━━ Input rows
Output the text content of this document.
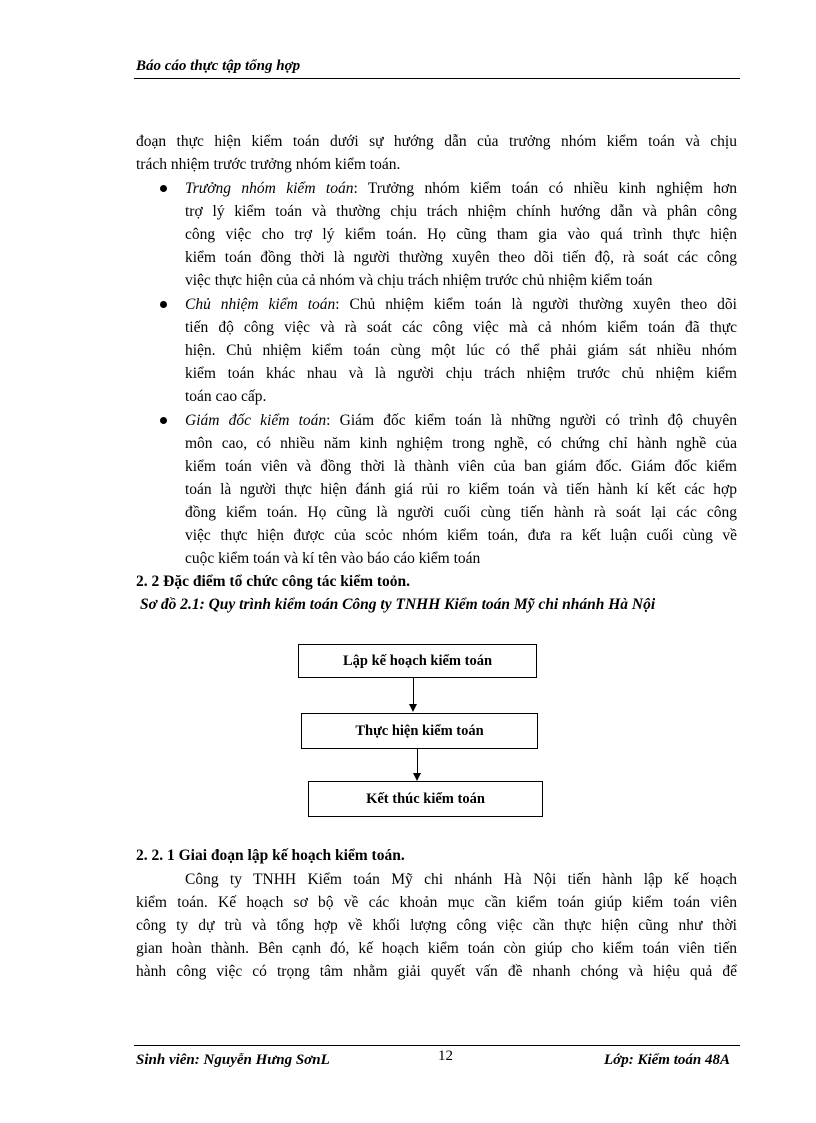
Báo cáo thực tập tổng hợp
đoạn thực hiện kiểm toán dưới sự hướng dẫn của trưởng nhóm kiểm toán và chịu
trách nhiệm trước trưởng nhóm kiểm toán.
Trưởng nhóm kiểm toán: Trưởng nhóm kiểm toán có nhiều kinh nghiệm hơn
trợ lý kiểm toán và thường chịu trách nhiệm chính hướng dẫn và phân công
công việc cho trợ lý kiểm toán. Họ cũng tham gia vào quá trình thực hiện
kiểm toán đồng thời là người thường xuyên theo dõi tiến độ, rà soát các công
việc thực hiện của cả nhóm và chịu trách nhiệm trước chủ nhiệm kiểm toán
Chủ nhiệm kiểm toán: Chủ nhiệm kiểm toán là người thường xuyên theo dõi
tiến độ công việc và rà soát các công việc mà cả nhóm kiểm toán đã thực
hiện. Chủ nhiệm kiểm toán cùng một lúc có thể phải giám sát nhiều nhóm
kiểm toán khác nhau và là người chịu trách nhiệm trước chủ nhiệm kiểm
toán cao cấp.
Giám đốc kiểm toán: Giám đốc kiểm toán là những người có trình độ chuyên
môn cao, có nhiều năm kinh nghiệm trong nghề, có chứng chỉ hành nghề của
kiểm toán viên và đồng thời là thành viên của ban giám đốc. Giám đốc kiểm
toán là người thực hiện đánh giá rủi ro kiểm toán và tiến hành kí kết các hợp
đồng kiểm toán. Họ cũng là người cuối cùng tiến hành rà soát lại các công
việc thực hiện được của scỏc nhóm kiểm toán, đưa ra kết luận cuối cùng về
cuộc kiểm toán và kí tên vào báo cáo kiểm toán
2. 2 Đặc điểm tổ chức công tác kiểm toỏn.
Sơ đồ 2.1: Quy trình kiểm toán Công ty TNHH Kiểm toán Mỹ chi nhánh Hà Nội
Lập kế hoạch kiểm toán
Thực hiện kiểm toán
Kết thúc kiểm toán
2. 2. 1 Giai đoạn lập kế hoạch kiểm toán.
Công ty TNHH Kiểm toán Mỹ chi nhánh Hà Nội tiến hành lập kế hoạch
kiểm toán. Kế hoạch sơ bộ về các khoản mục cần kiểm toán giúp kiểm toán viên
công ty dự trù và tổng hợp về khối lượng công việc cần thực hiện cũng như thời
gian hoàn thành. Bên cạnh đó, kế hoạch kiểm toán còn giúp cho kiểm toán viên tiến
hành công việc có trọng tâm nhằm giải quyết vấn đề nhanh chóng và hiệu quả để
Sinh viên: Nguyễn Hưng SơnL	12	Lớp: Kiểm toán 48A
━━━━
▶ Exercise brief
Quote every line word for word and keep the images out of the copy.

▶ Result of the task
Output the text content of this document.
Báo cáo thực tập tổng hợp
đoạn thực hiện kiểm toán dưới sự hướng dẫn của trưởng nhóm kiểm toán và chịu
trách nhiệm trước trưởng nhóm kiểm toán.
Trưởng nhóm kiểm toán: Trưởng nhóm kiểm toán có nhiều kinh nghiệm hơn
trợ lý kiểm toán và thường chịu trách nhiệm chính hướng dẫn và phân công
công việc cho trợ lý kiểm toán. Họ cũng tham gia vào quá trình thực hiện
kiểm toán đồng thời là người thường xuyên theo dõi tiến độ, rà soát các công
việc thực hiện của cả nhóm và chịu trách nhiệm trước chủ nhiệm kiểm toán
Chủ nhiệm kiểm toán: Chủ nhiệm kiểm toán là người thường xuyên theo dõi
tiến độ công việc và rà soát các công việc mà cả nhóm kiểm toán đã thực
hiện. Chủ nhiệm kiểm toán cùng một lúc có thể phải giám sát nhiều nhóm
kiểm toán khác nhau và là người chịu trách nhiệm trước chủ nhiệm kiểm
toán cao cấp.
Giám đốc kiểm toán: Giám đốc kiểm toán là những người có trình độ chuyên
môn cao, có nhiều năm kinh nghiệm trong nghề, có chứng chỉ hành nghề của
kiểm toán viên và đồng thời là thành viên của ban giám đốc. Giám đốc kiểm
toán là người thực hiện đánh giá rủi ro kiểm toán và tiến hành kí kết các hợp
đồng kiểm toán. Họ cũng là người cuối cùng tiến hành rà soát lại các công
việc thực hiện được của scỏc nhóm kiểm toán, đưa ra kết luận cuối cùng về
cuộc kiểm toán và kí tên vào báo cáo kiểm toán
2. 2 Đặc điểm tổ chức công tác kiểm toỏn.
Sơ đồ 2.1: Quy trình kiểm toán Công ty TNHH Kiểm toán Mỹ chi nhánh Hà Nội
Lập kế hoạch kiểm toán
Thực hiện kiểm toán
Kết thúc kiểm toán
2. 2. 1 Giai đoạn lập kế hoạch kiểm toán.
Công ty TNHH Kiểm toán Mỹ chi nhánh Hà Nội tiến hành lập kế hoạch
kiểm toán. Kế hoạch sơ bộ về các khoản mục cần kiểm toán giúp kiểm toán viên
công ty dự trù và tổng hợp về khối lượng công việc cần thực hiện cũng như thời
gian hoàn thành. Bên cạnh đó, kế hoạch kiểm toán còn giúp cho kiểm toán viên tiến
hành công việc có trọng tâm nhằm giải quyết vấn đề nhanh chóng và hiệu quả để
Sinh viên: Nguyễn Hưng SơnL	12	Lớp: Kiểm toán 48A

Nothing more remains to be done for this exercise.